Exercise requirements: Give the listing below again in full, exactly as written.

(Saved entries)

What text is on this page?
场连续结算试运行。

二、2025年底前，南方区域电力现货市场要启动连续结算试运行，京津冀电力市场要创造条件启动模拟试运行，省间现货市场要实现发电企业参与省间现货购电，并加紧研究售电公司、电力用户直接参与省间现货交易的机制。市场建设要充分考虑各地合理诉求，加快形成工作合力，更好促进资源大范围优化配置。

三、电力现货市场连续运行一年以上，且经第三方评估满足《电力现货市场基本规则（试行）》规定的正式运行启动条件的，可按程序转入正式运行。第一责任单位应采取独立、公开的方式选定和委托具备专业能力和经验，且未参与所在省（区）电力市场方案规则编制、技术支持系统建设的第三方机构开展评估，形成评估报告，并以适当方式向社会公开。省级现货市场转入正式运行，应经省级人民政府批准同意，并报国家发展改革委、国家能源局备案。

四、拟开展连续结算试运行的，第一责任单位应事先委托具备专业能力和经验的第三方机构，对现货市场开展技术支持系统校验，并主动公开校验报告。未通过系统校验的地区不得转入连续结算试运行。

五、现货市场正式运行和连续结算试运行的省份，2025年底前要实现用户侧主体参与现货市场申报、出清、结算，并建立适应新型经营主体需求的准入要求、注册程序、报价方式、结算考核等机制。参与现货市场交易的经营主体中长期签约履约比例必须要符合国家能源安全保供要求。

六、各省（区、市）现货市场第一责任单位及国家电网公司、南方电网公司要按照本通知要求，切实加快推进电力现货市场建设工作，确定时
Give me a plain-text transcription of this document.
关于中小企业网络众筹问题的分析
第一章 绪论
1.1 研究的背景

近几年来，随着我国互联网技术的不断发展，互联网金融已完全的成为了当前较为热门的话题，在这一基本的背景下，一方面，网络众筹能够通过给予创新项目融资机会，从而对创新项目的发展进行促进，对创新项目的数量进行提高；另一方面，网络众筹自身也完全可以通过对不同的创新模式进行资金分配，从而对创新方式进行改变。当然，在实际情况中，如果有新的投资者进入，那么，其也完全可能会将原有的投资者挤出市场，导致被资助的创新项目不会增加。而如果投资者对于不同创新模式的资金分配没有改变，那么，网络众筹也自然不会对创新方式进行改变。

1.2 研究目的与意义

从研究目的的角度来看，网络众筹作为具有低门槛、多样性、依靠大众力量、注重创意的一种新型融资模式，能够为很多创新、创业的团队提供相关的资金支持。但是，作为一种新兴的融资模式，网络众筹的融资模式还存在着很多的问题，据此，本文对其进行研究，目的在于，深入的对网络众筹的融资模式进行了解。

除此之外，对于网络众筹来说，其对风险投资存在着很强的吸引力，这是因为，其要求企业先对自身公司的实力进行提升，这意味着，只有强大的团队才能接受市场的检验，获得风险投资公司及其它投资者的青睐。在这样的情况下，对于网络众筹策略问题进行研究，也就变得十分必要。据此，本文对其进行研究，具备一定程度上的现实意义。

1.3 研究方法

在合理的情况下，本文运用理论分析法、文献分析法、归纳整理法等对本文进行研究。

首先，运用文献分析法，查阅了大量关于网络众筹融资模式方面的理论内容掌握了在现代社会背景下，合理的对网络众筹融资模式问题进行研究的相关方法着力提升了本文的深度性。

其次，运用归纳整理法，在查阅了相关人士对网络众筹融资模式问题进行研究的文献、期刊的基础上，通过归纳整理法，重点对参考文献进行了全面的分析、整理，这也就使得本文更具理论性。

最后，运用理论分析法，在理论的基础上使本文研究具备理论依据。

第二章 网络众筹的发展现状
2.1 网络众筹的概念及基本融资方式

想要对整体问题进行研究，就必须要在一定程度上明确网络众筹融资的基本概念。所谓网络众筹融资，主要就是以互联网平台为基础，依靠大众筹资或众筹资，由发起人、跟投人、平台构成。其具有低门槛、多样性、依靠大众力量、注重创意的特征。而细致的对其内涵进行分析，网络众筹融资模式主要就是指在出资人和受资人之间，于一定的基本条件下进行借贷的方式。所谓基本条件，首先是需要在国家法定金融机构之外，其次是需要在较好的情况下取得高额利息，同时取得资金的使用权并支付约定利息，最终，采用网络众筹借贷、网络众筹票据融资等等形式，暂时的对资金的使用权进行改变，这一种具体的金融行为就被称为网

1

Answer to this problem:
What text is on this page?
场连续结算试运行。

二、2025年底前，南方区域电力现货市场要启动连续结算试运行，京津冀电力市场要创造条件启动模拟试运行，省间现货市场要实现发电企业参与省间现货购电，并加紧研究售电公司、电力用户直接参与省间现货交易的机制。市场建设要充分考虑各地合理诉求，加快形成工作合力，更好促进资源大范围优化配置。

三、电力现货市场连续运行一年以上，且经第三方评估满足《电力现货市场基本规则（试行）》规定的正式运行启动条件的，可按程序转入正式运行。第一责任单位应采取独立、公开的方式选定和委托具备专业能力和经验，且未参与所在省（区）电力市场方案规则编制、技术支持系统建设的第三方机构开展评估，形成评估报告，并以适当方式向社会公开。省级现货市场转入正式运行，应经省级人民政府批准同意，并报国家发展改革委、国家能源局备案。

四、拟开展连续结算试运行的，第一责任单位应事先委托具备专业能力和经验的第三方机构，对现货市场开展技术支持系统校验，并主动公开校验报告。未通过系统校验的地区不得转入连续结算试运行。

五、现货市场正式运行和连续结算试运行的省份，2025年底前要实现用户侧主体参与现货市场申报、出清、结算，并建立适应新型经营主体需求的准入要求、注册程序、报价方式、结算考核等机制。参与现货市场交易的经营主体中长期签约履约比例必须要符合国家能源安全保供要求。

六、各省（区、市）现货市场第一责任单位及国家电网公司、南方电网公司要按照本通知要求，切实加快推进电力现货市场建设工作，确定时
Give me a plain-text transcription of this document.
关于中小企业网络众筹问题的分析
第一章 绪论
1.1 研究的背景

近几年来，随着我国互联网技术的不断发展，互联网金融已完全的成为了当前较为热门的话题，在这一基本的背景下，一方面，网络众筹能够通过给予创新项目融资机会，从而对创新项目的发展进行促进，对创新项目的数量进行提高；另一方面，网络众筹自身也完全可以通过对不同的创新模式进行资金分配，从而对创新方式进行改变。当然，在实际情况中，如果有新的投资者进入，那么，其也完全可能会将原有的投资者挤出市场，导致被资助的创新项目不会增加。而如果投资者对于不同创新模式的资金分配没有改变，那么，网络众筹也自然不会对创新方式进行改变。

1.2 研究目的与意义

从研究目的的角度来看，网络众筹作为具有低门槛、多样性、依靠大众力量、注重创意的一种新型融资模式，能够为很多创新、创业的团队提供相关的资金支持。但是，作为一种新兴的融资模式，网络众筹的融资模式还存在着很多的问题，据此，本文对其进行研究，目的在于，深入的对网络众筹的融资模式进行了解。

除此之外，对于网络众筹来说，其对风险投资存在着很强的吸引力，这是因为，其要求企业先对自身公司的实力进行提升，这意味着，只有强大的团队才能接受市场的检验，获得风险投资公司及其它投资者的青睐。在这样的情况下，对于网络众筹策略问题进行研究，也就变得十分必要。据此，本文对其进行研究，具备一定程度上的现实意义。

1.3 研究方法

在合理的情况下，本文运用理论分析法、文献分析法、归纳整理法等对本文进行研究。

首先，运用文献分析法，查阅了大量关于网络众筹融资模式方面的理论内容掌握了在现代社会背景下，合理的对网络众筹融资模式问题进行研究的相关方法着力提升了本文的深度性。

其次，运用归纳整理法，在查阅了相关人士对网络众筹融资模式问题进行研究的文献、期刊的基础上，通过归纳整理法，重点对参考文献进行了全面的分析、整理，这也就使得本文更具理论性。

最后，运用理论分析法，在理论的基础上使本文研究具备理论依据。

第二章 网络众筹的发展现状
2.1 网络众筹的概念及基本融资方式

想要对整体问题进行研究，就必须要在一定程度上明确网络众筹融资的基本概念。所谓网络众筹融资，主要就是以互联网平台为基础，依靠大众筹资或众筹资，由发起人、跟投人、平台构成。其具有低门槛、多样性、依靠大众力量、注重创意的特征。而细致的对其内涵进行分析，网络众筹融资模式主要就是指在出资人和受资人之间，于一定的基本条件下进行借贷的方式。所谓基本条件，首先是需要在国家法定金融机构之外，其次是需要在较好的情况下取得高额利息，同时取得资金的使用权并支付约定利息，最终，采用网络众筹借贷、网络众筹票据融资等等形式，暂时的对资金的使用权进行改变，这一种具体的金融行为就被称为网

1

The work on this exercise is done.